Begin

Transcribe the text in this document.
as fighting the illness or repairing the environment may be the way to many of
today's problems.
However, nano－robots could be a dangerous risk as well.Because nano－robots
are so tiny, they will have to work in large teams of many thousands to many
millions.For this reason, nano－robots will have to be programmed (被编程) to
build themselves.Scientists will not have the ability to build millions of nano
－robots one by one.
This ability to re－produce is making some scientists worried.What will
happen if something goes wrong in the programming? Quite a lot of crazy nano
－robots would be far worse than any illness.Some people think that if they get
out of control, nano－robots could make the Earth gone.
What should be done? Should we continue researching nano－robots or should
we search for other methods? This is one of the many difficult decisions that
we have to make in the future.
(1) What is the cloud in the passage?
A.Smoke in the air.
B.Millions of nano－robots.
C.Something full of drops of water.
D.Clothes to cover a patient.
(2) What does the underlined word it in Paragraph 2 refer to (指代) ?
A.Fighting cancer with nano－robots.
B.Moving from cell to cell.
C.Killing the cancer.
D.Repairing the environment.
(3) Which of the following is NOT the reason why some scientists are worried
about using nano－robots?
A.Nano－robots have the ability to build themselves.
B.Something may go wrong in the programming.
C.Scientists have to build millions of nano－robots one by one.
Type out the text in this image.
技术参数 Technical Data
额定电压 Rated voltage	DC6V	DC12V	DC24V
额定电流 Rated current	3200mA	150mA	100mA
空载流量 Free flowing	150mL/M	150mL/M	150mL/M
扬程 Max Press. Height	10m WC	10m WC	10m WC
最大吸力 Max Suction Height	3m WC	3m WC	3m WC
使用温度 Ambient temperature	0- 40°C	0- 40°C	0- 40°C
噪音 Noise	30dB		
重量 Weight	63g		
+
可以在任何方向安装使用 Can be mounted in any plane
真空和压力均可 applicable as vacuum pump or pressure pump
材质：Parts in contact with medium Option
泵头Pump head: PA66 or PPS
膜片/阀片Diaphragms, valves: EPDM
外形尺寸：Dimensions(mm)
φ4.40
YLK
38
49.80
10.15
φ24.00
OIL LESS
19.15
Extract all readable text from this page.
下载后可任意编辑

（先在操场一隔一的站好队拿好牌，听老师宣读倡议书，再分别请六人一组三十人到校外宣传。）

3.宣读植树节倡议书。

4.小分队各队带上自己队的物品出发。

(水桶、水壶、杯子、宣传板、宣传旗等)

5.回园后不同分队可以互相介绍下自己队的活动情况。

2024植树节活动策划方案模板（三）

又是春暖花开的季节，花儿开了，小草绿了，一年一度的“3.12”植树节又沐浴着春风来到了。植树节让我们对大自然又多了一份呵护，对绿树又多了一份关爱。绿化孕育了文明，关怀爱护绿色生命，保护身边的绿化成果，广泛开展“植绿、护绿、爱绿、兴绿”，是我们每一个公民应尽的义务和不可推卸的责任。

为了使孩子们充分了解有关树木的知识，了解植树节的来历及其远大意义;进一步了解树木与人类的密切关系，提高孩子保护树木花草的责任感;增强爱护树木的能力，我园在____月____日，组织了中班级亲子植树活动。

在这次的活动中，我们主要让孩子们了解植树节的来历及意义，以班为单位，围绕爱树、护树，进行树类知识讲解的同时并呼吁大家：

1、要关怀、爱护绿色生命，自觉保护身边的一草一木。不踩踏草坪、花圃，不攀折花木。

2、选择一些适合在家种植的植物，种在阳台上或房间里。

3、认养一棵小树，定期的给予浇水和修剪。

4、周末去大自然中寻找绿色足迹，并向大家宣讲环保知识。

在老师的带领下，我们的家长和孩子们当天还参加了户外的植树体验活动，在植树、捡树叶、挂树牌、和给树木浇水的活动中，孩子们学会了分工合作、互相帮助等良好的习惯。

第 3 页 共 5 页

End

THE REQUEST — From the data above, pick out each line containing "have" and copy it.

COMPLETED EXERCISE —
are so tiny, they will have to work in large teams of many thousands to many
millions.For this reason, nano－robots will have to be programmed (被编程) to
build themselves.Scientists will not have the ability to build millions of nano
we have to make in the future.
A.Nano－robots have the ability to build themselves.
C.Scientists have to build millions of nano－robots one by one.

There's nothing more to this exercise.